In the records below, find each line containing the word "text" and copy it.

Data to use:

[Start]

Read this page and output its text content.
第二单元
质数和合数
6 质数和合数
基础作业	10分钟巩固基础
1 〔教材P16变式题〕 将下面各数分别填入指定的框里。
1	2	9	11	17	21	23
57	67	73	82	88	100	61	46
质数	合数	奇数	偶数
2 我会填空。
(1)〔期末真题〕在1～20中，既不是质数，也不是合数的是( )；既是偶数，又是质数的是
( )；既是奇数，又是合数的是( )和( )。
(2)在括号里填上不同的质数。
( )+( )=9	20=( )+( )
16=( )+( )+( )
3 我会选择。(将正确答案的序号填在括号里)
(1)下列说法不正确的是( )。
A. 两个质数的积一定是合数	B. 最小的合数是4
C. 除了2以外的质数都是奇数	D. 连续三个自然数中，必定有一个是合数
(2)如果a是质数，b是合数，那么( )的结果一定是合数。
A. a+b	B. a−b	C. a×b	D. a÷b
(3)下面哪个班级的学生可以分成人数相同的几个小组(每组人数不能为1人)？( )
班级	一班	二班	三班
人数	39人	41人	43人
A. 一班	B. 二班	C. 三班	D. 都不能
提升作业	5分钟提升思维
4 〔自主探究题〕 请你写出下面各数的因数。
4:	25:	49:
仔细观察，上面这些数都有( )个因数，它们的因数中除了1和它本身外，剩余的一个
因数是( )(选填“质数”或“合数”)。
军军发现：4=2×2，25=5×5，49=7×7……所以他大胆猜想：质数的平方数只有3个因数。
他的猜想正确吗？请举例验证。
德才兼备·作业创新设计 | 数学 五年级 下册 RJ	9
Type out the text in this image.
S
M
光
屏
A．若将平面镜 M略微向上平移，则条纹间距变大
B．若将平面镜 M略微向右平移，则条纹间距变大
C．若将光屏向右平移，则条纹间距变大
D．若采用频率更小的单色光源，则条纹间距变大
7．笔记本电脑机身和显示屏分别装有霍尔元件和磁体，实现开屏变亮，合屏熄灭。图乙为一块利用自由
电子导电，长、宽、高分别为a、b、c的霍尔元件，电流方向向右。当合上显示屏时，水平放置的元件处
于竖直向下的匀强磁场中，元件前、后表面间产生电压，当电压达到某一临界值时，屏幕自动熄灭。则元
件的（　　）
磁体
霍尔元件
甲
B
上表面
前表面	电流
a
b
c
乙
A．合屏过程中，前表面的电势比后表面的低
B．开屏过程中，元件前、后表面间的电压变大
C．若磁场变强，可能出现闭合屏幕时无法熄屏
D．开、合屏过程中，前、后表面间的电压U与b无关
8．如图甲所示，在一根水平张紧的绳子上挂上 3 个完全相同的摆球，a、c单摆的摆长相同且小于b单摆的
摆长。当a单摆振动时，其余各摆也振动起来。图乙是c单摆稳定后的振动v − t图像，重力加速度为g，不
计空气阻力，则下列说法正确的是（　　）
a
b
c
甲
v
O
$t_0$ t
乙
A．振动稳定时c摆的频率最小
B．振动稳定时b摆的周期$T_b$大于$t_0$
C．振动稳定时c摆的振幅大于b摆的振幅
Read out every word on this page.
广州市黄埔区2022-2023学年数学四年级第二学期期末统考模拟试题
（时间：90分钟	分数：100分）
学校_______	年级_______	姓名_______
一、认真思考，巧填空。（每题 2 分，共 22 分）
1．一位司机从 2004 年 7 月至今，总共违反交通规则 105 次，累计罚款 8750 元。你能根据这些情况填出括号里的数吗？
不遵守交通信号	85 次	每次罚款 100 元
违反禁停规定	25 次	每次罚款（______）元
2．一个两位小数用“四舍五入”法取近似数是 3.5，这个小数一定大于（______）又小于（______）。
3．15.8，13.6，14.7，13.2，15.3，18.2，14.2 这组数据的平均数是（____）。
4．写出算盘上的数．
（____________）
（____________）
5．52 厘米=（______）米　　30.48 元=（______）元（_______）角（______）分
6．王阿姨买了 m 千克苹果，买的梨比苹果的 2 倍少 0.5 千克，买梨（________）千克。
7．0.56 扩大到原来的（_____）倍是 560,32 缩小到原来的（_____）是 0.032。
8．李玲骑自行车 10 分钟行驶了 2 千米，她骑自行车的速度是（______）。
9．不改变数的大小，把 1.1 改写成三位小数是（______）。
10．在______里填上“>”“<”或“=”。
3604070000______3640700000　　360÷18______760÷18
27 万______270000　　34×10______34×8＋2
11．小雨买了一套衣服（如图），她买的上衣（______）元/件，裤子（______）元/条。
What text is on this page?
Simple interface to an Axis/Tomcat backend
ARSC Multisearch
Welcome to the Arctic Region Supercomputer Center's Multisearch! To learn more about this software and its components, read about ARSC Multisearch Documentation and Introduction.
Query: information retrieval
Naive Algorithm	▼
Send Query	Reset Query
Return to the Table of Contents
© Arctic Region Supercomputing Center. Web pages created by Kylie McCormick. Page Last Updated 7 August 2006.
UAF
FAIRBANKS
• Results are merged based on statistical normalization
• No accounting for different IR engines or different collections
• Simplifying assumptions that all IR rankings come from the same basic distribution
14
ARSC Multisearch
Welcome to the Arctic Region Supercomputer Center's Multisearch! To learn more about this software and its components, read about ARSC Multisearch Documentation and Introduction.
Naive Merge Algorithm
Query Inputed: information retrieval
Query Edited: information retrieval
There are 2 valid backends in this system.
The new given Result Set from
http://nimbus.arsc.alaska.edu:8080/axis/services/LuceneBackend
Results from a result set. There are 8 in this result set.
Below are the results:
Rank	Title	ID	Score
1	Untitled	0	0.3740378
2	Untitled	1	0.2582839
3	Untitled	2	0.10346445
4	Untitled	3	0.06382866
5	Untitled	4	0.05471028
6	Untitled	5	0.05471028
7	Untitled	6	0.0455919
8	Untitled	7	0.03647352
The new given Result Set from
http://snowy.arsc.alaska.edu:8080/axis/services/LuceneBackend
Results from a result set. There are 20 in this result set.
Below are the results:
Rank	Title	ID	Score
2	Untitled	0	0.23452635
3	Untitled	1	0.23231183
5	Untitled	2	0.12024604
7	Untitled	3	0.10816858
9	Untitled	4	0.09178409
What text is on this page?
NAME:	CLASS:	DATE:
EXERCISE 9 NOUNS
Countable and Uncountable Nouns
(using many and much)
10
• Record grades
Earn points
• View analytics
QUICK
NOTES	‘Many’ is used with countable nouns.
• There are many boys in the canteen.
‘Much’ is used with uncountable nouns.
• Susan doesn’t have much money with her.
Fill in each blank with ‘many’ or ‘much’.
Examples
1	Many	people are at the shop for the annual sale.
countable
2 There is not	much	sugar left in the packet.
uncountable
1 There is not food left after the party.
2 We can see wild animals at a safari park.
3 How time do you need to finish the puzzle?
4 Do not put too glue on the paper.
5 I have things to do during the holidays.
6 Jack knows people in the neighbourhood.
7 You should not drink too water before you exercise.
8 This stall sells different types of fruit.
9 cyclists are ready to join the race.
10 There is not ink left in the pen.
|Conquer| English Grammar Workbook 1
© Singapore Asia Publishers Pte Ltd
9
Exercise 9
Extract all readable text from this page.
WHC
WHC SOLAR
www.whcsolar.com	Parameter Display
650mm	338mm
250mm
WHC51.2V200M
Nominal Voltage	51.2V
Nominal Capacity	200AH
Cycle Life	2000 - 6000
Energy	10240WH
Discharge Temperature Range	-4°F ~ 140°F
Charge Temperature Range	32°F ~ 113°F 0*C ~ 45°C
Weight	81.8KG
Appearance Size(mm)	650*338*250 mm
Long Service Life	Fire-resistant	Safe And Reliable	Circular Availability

[End]

Problem solution:
Read this page and output its text content.
Type out the text in this image.
What text is on this page?
What text is on this page?
Extract all readable text from this page.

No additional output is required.